+++ EXERCISE MATERIAL
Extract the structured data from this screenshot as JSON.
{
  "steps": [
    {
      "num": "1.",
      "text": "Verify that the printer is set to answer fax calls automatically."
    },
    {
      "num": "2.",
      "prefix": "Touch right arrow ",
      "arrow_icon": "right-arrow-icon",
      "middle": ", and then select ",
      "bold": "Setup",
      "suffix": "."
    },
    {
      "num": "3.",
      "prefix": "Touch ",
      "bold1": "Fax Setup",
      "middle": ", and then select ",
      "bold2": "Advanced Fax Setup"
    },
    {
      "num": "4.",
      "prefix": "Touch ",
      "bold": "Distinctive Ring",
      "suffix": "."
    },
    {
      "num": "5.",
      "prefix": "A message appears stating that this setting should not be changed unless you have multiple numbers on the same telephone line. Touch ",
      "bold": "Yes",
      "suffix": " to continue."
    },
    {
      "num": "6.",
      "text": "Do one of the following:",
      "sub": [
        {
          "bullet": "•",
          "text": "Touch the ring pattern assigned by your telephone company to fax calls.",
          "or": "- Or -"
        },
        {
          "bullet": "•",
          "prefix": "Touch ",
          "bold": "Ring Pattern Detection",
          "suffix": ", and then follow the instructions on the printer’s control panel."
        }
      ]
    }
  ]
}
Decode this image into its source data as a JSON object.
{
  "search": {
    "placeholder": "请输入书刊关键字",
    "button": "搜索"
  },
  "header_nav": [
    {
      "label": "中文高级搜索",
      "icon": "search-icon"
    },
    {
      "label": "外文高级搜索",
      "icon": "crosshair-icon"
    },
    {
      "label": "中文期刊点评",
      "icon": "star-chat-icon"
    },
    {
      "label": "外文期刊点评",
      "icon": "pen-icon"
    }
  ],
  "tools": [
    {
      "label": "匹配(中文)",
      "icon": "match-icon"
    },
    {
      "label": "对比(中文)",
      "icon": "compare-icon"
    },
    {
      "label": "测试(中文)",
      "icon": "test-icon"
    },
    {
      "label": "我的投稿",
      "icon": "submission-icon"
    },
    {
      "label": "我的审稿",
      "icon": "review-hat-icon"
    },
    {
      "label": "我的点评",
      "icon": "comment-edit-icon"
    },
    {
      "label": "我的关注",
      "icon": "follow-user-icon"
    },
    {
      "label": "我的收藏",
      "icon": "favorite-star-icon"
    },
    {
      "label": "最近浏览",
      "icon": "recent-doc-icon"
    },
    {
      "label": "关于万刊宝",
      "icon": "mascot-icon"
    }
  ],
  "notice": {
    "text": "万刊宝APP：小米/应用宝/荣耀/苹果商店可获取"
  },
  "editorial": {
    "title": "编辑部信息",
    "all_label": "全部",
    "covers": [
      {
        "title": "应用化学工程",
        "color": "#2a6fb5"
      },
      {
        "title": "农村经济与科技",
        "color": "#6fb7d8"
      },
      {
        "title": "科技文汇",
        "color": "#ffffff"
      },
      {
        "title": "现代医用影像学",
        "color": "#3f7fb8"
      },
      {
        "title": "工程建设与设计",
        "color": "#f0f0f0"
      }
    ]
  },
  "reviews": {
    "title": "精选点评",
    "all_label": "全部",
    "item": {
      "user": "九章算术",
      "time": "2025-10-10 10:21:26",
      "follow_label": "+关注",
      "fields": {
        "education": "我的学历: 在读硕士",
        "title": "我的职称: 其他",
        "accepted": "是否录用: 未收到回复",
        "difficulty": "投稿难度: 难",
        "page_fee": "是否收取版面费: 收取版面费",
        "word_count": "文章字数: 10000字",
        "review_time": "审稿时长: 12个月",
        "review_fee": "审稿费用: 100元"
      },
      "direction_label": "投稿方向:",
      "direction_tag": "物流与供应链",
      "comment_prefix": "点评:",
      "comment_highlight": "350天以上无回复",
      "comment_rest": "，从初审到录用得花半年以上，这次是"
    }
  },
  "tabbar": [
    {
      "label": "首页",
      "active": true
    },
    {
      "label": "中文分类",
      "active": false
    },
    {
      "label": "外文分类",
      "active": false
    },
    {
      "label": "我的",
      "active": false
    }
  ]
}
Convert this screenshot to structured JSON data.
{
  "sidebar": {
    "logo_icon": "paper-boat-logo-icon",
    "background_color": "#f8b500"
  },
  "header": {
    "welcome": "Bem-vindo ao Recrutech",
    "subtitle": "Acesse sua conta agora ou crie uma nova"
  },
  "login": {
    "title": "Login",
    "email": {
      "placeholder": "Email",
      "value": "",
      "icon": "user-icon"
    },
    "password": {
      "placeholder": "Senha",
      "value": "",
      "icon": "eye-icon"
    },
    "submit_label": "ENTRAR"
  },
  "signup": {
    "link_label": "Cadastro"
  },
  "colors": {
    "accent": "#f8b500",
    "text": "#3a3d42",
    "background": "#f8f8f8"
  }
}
++++++
§ JOB: Output the listing above without altering a single character.

§ EXERCISE RESULT:
Extract the structured data from this screenshot as JSON.
{
  "steps": [
    {
      "num": "1.",
      "text": "Verify that the printer is set to answer fax calls automatically."
    },
    {
      "num": "2.",
      "prefix": "Touch right arrow ",
      "arrow_icon": "right-arrow-icon",
      "middle": ", and then select ",
      "bold": "Setup",
      "suffix": "."
    },
    {
      "num": "3.",
      "prefix": "Touch ",
      "bold1": "Fax Setup",
      "middle": ", and then select ",
      "bold2": "Advanced Fax Setup"
    },
    {
      "num": "4.",
      "prefix": "Touch ",
      "bold": "Distinctive Ring",
      "suffix": "."
    },
    {
      "num": "5.",
      "prefix": "A message appears stating that this setting should not be changed unless you have multiple numbers on the same telephone line. Touch ",
      "bold": "Yes",
      "suffix": " to continue."
    },
    {
      "num": "6.",
      "text": "Do one of the following:",
      "sub": [
        {
          "bullet": "•",
          "text": "Touch the ring pattern assigned by your telephone company to fax calls.",
          "or": "- Or -"
        },
        {
          "bullet": "•",
          "prefix": "Touch ",
          "bold": "Ring Pattern Detection",
          "suffix": ", and then follow the instructions on the printer’s control panel."
        }
      ]
    }
  ]
}
Decode this image into its source data as a JSON object.
{
  "search": {
    "placeholder": "请输入书刊关键字",
    "button": "搜索"
  },
  "header_nav": [
    {
      "label": "中文高级搜索",
      "icon": "search-icon"
    },
    {
      "label": "外文高级搜索",
      "icon": "crosshair-icon"
    },
    {
      "label": "中文期刊点评",
      "icon": "star-chat-icon"
    },
    {
      "label": "外文期刊点评",
      "icon": "pen-icon"
    }
  ],
  "tools": [
    {
      "label": "匹配(中文)",
      "icon": "match-icon"
    },
    {
      "label": "对比(中文)",
      "icon": "compare-icon"
    },
    {
      "label": "测试(中文)",
      "icon": "test-icon"
    },
    {
      "label": "我的投稿",
      "icon": "submission-icon"
    },
    {
      "label": "我的审稿",
      "icon": "review-hat-icon"
    },
    {
      "label": "我的点评",
      "icon": "comment-edit-icon"
    },
    {
      "label": "我的关注",
      "icon": "follow-user-icon"
    },
    {
      "label": "我的收藏",
      "icon": "favorite-star-icon"
    },
    {
      "label": "最近浏览",
      "icon": "recent-doc-icon"
    },
    {
      "label": "关于万刊宝",
      "icon": "mascot-icon"
    }
  ],
  "notice": {
    "text": "万刊宝APP：小米/应用宝/荣耀/苹果商店可获取"
  },
  "editorial": {
    "title": "编辑部信息",
    "all_label": "全部",
    "covers": [
      {
        "title": "应用化学工程",
        "color": "#2a6fb5"
      },
      {
        "title": "农村经济与科技",
        "color": "#6fb7d8"
      },
      {
        "title": "科技文汇",
        "color": "#ffffff"
      },
      {
        "title": "现代医用影像学",
        "color": "#3f7fb8"
      },
      {
        "title": "工程建设与设计",
        "color": "#f0f0f0"
      }
    ]
  },
  "reviews": {
    "title": "精选点评",
    "all_label": "全部",
    "item": {
      "user": "九章算术",
      "time": "2025-10-10 10:21:26",
      "follow_label": "+关注",
      "fields": {
        "education": "我的学历: 在读硕士",
        "title": "我的职称: 其他",
        "accepted": "是否录用: 未收到回复",
        "difficulty": "投稿难度: 难",
        "page_fee": "是否收取版面费: 收取版面费",
        "word_count": "文章字数: 10000字",
        "review_time": "审稿时长: 12个月",
        "review_fee": "审稿费用: 100元"
      },
      "direction_label": "投稿方向:",
      "direction_tag": "物流与供应链",
      "comment_prefix": "点评:",
      "comment_highlight": "350天以上无回复",
      "comment_rest": "，从初审到录用得花半年以上，这次是"
    }
  },
  "tabbar": [
    {
      "label": "首页",
      "active": true
    },
    {
      "label": "中文分类",
      "active": false
    },
    {
      "label": "外文分类",
      "active": false
    },
    {
      "label": "我的",
      "active": false
    }
  ]
}
Convert this screenshot to structured JSON data.
{
  "sidebar": {
    "logo_icon": "paper-boat-logo-icon",
    "background_color": "#f8b500"
  },
  "header": {
    "welcome": "Bem-vindo ao Recrutech",
    "subtitle": "Acesse sua conta agora ou crie uma nova"
  },
  "login": {
    "title": "Login",
    "email": {
      "placeholder": "Email",
      "value": "",
      "icon": "user-icon"
    },
    "password": {
      "placeholder": "Senha",
      "value": "",
      "icon": "eye-icon"
    },
    "submit_label": "ENTRAR"
  },
  "signup": {
    "link_label": "Cadastro"
  },
  "colors": {
    "accent": "#f8b500",
    "text": "#3a3d42",
    "background": "#f8f8f8"
  }
}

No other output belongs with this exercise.